- [Task to carry out]:
Indicate only the number of lines in the listing below in which the word "riesgos" appears.

- [Data rows]:
************

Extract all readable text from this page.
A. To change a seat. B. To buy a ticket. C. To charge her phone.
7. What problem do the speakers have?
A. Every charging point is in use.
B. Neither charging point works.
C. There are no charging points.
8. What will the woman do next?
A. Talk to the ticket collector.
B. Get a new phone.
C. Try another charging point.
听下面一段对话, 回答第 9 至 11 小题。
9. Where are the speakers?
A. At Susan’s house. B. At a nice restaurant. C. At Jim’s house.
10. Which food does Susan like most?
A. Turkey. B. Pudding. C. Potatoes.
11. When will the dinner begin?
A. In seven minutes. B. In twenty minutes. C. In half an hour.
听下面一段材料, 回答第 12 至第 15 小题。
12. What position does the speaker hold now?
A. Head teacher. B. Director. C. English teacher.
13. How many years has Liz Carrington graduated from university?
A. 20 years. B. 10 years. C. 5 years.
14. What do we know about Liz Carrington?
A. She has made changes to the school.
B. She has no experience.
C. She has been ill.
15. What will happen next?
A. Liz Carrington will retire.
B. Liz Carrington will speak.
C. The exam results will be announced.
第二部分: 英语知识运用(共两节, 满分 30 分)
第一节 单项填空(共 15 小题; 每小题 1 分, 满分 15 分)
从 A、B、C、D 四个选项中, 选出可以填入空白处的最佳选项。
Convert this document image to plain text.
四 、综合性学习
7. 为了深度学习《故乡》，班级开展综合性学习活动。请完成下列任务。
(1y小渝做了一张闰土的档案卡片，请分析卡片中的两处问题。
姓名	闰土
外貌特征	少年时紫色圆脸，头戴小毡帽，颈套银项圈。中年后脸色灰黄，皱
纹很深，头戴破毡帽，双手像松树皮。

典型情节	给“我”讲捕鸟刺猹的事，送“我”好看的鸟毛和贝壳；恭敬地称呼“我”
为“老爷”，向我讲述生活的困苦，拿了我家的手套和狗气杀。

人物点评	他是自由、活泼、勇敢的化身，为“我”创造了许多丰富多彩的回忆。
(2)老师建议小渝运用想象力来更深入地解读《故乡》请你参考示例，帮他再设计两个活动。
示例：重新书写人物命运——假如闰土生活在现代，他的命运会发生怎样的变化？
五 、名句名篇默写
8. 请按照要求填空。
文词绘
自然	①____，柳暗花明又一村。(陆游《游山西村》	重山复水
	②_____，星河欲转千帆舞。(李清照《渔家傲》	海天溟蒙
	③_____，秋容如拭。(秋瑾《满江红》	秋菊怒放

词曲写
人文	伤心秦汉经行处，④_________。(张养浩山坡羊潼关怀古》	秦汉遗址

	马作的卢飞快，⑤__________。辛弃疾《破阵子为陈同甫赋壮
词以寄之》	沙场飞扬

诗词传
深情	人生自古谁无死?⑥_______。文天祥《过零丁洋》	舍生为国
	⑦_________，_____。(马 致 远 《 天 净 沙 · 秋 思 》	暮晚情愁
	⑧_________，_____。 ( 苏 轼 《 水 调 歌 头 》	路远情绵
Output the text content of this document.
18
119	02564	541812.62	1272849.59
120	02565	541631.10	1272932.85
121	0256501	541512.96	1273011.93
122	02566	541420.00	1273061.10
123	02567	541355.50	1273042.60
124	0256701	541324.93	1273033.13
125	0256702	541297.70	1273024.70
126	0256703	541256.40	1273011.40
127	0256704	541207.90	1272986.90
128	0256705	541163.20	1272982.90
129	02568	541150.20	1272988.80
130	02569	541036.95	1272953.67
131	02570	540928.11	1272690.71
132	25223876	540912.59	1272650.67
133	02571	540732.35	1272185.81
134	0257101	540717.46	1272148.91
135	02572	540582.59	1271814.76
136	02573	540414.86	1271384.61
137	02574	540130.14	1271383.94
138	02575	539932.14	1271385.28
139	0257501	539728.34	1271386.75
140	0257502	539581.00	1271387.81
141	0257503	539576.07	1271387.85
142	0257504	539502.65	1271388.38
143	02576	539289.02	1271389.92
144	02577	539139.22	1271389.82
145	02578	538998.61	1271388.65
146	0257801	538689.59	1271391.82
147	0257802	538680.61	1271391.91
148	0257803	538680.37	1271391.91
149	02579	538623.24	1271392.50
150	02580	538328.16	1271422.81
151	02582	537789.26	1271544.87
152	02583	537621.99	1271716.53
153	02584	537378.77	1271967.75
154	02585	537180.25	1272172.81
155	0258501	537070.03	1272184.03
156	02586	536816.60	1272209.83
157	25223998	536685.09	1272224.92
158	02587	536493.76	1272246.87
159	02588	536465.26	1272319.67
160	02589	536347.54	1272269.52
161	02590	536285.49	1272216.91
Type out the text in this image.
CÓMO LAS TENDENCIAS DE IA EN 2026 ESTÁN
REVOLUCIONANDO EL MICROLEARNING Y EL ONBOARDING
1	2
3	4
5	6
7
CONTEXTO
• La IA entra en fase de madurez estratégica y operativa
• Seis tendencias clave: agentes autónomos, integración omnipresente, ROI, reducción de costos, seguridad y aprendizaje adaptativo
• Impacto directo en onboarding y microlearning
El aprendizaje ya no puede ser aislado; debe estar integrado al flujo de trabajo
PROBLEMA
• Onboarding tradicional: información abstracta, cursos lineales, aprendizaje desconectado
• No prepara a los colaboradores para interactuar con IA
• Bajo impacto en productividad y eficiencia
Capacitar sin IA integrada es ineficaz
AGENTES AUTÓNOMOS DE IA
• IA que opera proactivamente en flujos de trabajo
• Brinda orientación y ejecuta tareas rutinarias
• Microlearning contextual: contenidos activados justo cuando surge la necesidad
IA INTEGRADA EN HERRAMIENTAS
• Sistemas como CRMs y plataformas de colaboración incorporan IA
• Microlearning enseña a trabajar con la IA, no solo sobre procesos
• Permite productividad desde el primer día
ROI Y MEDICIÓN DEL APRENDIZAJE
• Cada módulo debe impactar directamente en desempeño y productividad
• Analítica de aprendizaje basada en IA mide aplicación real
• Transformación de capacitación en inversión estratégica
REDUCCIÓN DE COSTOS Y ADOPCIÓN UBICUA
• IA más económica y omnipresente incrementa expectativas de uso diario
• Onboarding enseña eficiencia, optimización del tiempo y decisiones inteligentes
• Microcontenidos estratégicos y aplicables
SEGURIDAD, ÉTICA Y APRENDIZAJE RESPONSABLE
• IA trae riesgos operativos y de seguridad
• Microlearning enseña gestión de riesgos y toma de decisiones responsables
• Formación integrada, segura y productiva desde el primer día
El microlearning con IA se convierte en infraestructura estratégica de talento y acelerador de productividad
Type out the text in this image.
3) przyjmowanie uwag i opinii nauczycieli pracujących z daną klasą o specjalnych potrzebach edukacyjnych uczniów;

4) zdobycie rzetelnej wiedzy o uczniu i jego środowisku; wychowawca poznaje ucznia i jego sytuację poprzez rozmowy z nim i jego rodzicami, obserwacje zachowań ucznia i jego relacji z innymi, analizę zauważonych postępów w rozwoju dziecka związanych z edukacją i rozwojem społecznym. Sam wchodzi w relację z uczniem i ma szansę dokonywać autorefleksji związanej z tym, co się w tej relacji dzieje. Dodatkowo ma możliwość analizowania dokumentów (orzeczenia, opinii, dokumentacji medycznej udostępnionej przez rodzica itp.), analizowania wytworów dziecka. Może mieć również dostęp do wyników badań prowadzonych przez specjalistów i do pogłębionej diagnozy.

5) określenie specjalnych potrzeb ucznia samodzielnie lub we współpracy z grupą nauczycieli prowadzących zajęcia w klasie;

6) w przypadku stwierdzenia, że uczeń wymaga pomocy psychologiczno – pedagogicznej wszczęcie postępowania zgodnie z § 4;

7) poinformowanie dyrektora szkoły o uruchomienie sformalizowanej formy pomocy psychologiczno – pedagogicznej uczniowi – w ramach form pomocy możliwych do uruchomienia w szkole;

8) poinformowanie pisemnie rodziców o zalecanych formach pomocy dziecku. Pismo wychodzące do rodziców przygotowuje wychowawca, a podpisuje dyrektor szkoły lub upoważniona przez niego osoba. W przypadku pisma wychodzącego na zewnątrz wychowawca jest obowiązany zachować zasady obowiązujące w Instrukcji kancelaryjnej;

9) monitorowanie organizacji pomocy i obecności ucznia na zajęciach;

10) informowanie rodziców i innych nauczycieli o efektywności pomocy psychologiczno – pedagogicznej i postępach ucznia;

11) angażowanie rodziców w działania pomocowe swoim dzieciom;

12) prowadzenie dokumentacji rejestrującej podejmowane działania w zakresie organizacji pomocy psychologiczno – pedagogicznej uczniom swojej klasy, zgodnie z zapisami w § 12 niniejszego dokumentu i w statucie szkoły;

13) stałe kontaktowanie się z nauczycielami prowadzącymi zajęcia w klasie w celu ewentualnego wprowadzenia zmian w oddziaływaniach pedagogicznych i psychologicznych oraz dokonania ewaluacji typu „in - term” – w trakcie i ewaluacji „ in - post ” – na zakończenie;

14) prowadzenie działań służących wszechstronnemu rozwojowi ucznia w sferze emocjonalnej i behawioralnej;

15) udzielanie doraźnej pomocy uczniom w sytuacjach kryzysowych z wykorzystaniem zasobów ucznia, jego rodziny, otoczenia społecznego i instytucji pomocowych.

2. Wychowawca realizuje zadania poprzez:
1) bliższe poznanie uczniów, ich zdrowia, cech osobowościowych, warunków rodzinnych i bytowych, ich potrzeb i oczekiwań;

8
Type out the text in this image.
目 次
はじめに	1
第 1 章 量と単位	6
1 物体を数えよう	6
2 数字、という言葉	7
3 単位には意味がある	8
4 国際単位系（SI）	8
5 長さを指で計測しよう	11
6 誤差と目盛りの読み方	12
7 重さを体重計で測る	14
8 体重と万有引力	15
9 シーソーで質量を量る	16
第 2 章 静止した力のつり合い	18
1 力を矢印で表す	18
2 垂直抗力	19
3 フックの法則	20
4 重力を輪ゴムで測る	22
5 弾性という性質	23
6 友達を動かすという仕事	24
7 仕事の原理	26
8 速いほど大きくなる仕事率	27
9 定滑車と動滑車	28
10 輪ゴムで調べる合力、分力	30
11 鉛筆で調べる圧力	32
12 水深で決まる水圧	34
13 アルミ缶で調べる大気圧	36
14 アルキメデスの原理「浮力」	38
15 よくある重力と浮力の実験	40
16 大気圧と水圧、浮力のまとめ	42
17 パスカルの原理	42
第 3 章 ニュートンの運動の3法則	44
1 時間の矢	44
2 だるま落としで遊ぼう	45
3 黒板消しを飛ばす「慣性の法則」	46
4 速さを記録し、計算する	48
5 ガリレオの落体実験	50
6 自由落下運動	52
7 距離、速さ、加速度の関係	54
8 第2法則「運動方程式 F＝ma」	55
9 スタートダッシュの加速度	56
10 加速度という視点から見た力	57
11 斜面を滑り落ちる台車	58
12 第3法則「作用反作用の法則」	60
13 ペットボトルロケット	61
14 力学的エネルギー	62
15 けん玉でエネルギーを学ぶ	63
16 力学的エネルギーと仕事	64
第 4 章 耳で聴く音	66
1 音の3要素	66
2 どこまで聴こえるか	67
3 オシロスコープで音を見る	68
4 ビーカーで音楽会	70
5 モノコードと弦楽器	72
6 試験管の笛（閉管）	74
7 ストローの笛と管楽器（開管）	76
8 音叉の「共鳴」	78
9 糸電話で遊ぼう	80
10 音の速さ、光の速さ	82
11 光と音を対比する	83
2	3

************

- [Response]:
2